(Requirements):
Transcribe every entry word for word, but skip the images.

═════ The data ═════

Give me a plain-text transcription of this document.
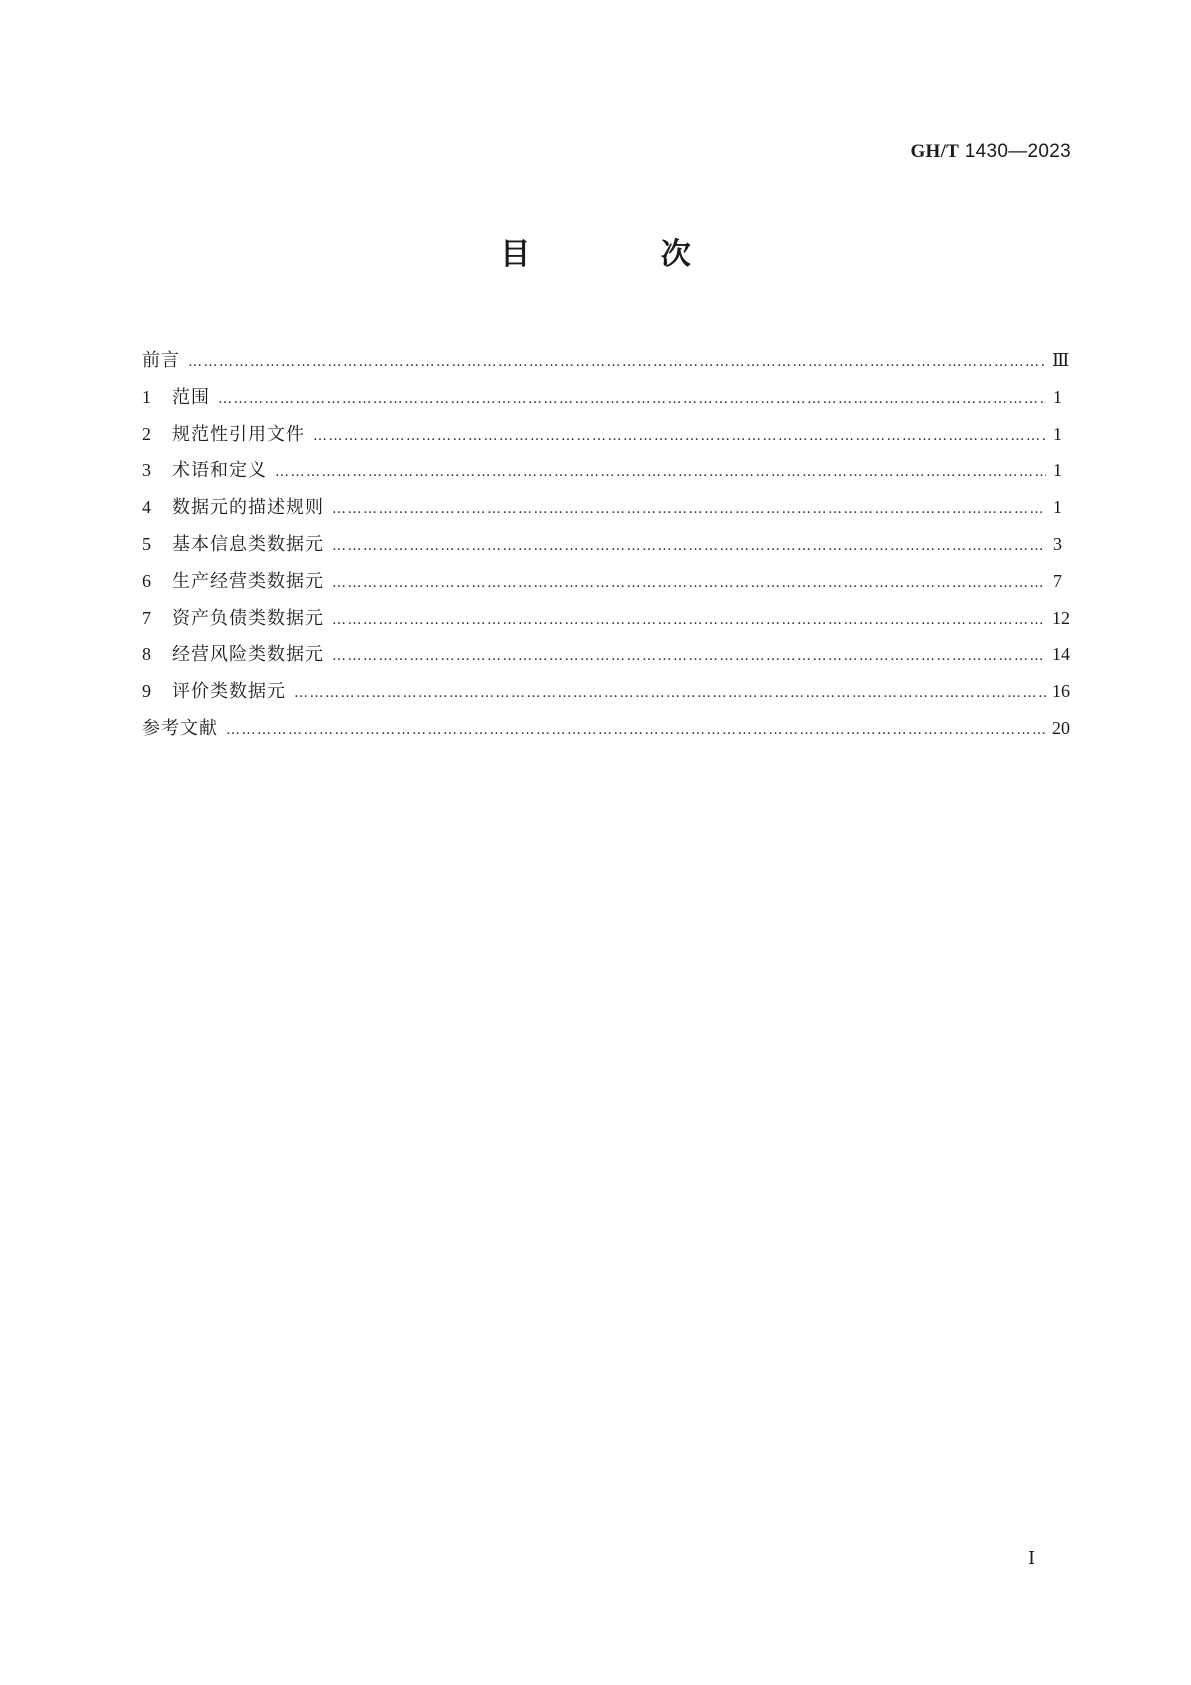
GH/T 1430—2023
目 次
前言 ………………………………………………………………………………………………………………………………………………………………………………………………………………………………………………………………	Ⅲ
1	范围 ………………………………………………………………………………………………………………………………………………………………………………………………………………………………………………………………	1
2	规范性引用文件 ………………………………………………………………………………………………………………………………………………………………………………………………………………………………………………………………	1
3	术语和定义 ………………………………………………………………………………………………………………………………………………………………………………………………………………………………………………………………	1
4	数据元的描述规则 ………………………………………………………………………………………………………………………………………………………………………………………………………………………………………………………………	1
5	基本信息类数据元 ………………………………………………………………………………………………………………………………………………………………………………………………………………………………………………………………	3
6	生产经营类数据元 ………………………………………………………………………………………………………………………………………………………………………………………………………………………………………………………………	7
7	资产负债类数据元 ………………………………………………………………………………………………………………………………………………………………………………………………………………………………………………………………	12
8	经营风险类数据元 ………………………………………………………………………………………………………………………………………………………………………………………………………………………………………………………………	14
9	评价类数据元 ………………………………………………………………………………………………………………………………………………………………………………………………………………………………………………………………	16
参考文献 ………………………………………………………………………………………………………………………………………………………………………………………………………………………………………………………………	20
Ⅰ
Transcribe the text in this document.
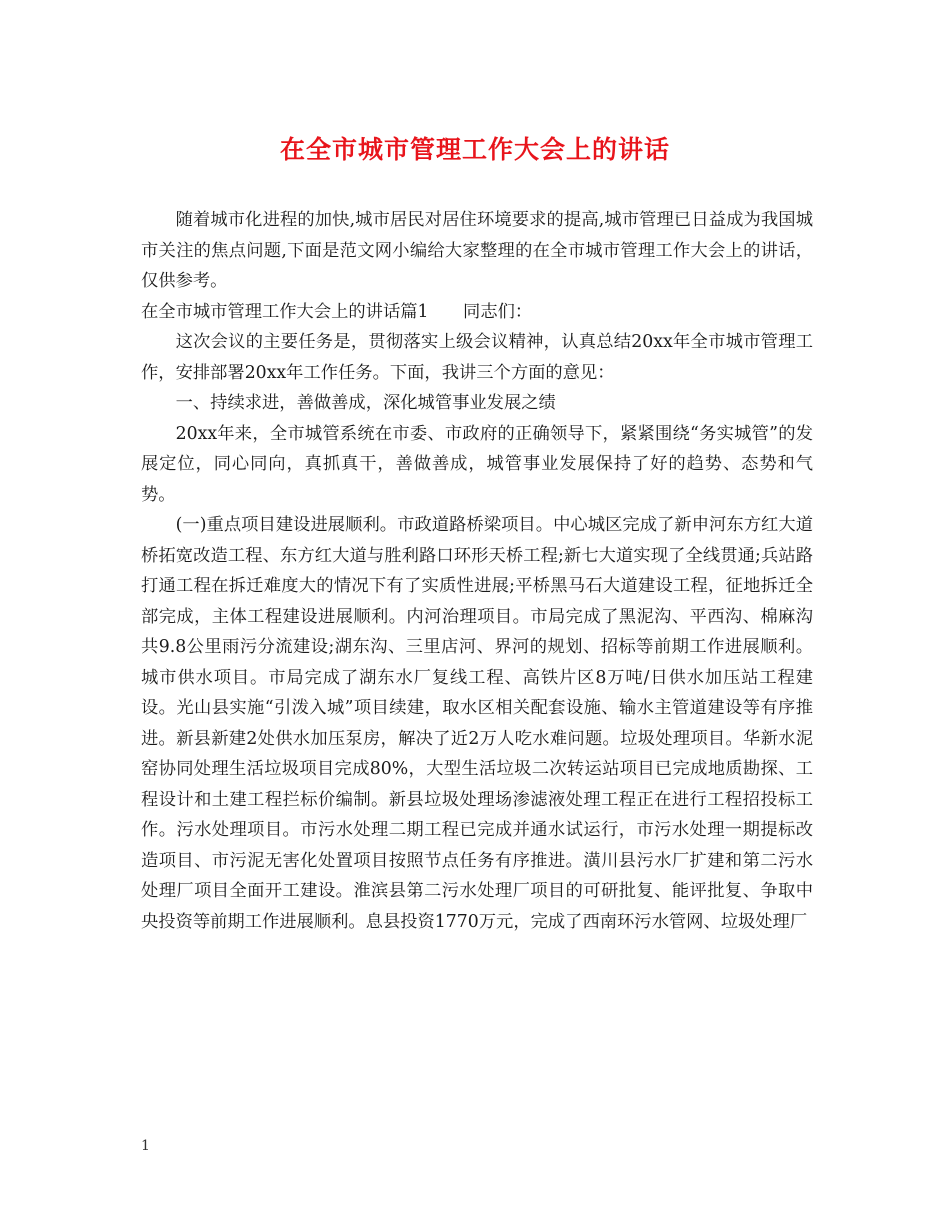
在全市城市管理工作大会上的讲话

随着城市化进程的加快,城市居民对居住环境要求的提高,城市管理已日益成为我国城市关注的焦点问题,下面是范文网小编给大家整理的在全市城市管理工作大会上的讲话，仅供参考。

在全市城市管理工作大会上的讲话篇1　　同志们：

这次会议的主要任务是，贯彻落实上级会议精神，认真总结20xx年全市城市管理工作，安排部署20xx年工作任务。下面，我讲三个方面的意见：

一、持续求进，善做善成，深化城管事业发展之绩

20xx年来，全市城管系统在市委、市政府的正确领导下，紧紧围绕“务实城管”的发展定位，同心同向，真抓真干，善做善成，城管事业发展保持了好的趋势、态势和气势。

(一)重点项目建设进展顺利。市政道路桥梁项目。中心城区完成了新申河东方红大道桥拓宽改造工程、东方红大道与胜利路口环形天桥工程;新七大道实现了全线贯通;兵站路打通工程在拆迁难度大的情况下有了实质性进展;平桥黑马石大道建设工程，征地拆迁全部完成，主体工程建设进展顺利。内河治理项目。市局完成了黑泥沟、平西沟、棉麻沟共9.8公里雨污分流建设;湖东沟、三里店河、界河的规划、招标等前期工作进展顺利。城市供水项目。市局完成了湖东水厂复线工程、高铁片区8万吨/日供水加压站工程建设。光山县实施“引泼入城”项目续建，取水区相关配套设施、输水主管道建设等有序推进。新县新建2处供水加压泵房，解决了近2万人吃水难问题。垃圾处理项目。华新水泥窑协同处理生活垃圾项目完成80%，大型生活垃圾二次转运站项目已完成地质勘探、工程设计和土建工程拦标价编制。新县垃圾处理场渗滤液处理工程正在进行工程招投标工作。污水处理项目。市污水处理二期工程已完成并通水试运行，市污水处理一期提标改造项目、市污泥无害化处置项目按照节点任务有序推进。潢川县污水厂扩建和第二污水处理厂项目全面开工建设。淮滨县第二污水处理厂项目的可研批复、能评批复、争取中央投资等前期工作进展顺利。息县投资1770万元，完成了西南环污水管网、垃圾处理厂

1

═════

(Exercise response):
Give me a plain-text transcription of this document.
GH/T 1430—2023
目 次
前言 ………………………………………………………………………………………………………………………………………………………………………………………………………………………………………………………………	Ⅲ
1	范围 ………………………………………………………………………………………………………………………………………………………………………………………………………………………………………………………………	1
2	规范性引用文件 ………………………………………………………………………………………………………………………………………………………………………………………………………………………………………………………………	1
3	术语和定义 ………………………………………………………………………………………………………………………………………………………………………………………………………………………………………………………………	1
4	数据元的描述规则 ………………………………………………………………………………………………………………………………………………………………………………………………………………………………………………………………	1
5	基本信息类数据元 ………………………………………………………………………………………………………………………………………………………………………………………………………………………………………………………………	3
6	生产经营类数据元 ………………………………………………………………………………………………………………………………………………………………………………………………………………………………………………………………	7
7	资产负债类数据元 ………………………………………………………………………………………………………………………………………………………………………………………………………………………………………………………………	12
8	经营风险类数据元 ………………………………………………………………………………………………………………………………………………………………………………………………………………………………………………………………	14
9	评价类数据元 ………………………………………………………………………………………………………………………………………………………………………………………………………………………………………………………………	16
参考文献 ………………………………………………………………………………………………………………………………………………………………………………………………………………………………………………………………	20
Ⅰ
Transcribe the text in this document.
在全市城市管理工作大会上的讲话

随着城市化进程的加快,城市居民对居住环境要求的提高,城市管理已日益成为我国城市关注的焦点问题,下面是范文网小编给大家整理的在全市城市管理工作大会上的讲话，仅供参考。

在全市城市管理工作大会上的讲话篇1　　同志们：

这次会议的主要任务是，贯彻落实上级会议精神，认真总结20xx年全市城市管理工作，安排部署20xx年工作任务。下面，我讲三个方面的意见：

一、持续求进，善做善成，深化城管事业发展之绩

20xx年来，全市城管系统在市委、市政府的正确领导下，紧紧围绕“务实城管”的发展定位，同心同向，真抓真干，善做善成，城管事业发展保持了好的趋势、态势和气势。

(一)重点项目建设进展顺利。市政道路桥梁项目。中心城区完成了新申河东方红大道桥拓宽改造工程、东方红大道与胜利路口环形天桥工程;新七大道实现了全线贯通;兵站路打通工程在拆迁难度大的情况下有了实质性进展;平桥黑马石大道建设工程，征地拆迁全部完成，主体工程建设进展顺利。内河治理项目。市局完成了黑泥沟、平西沟、棉麻沟共9.8公里雨污分流建设;湖东沟、三里店河、界河的规划、招标等前期工作进展顺利。城市供水项目。市局完成了湖东水厂复线工程、高铁片区8万吨/日供水加压站工程建设。光山县实施“引泼入城”项目续建，取水区相关配套设施、输水主管道建设等有序推进。新县新建2处供水加压泵房，解决了近2万人吃水难问题。垃圾处理项目。华新水泥窑协同处理生活垃圾项目完成80%，大型生活垃圾二次转运站项目已完成地质勘探、工程设计和土建工程拦标价编制。新县垃圾处理场渗滤液处理工程正在进行工程招投标工作。污水处理项目。市污水处理二期工程已完成并通水试运行，市污水处理一期提标改造项目、市污泥无害化处置项目按照节点任务有序推进。潢川县污水厂扩建和第二污水处理厂项目全面开工建设。淮滨县第二污水处理厂项目的可研批复、能评批复、争取中央投资等前期工作进展顺利。息县投资1770万元，完成了西南环污水管网、垃圾处理厂

1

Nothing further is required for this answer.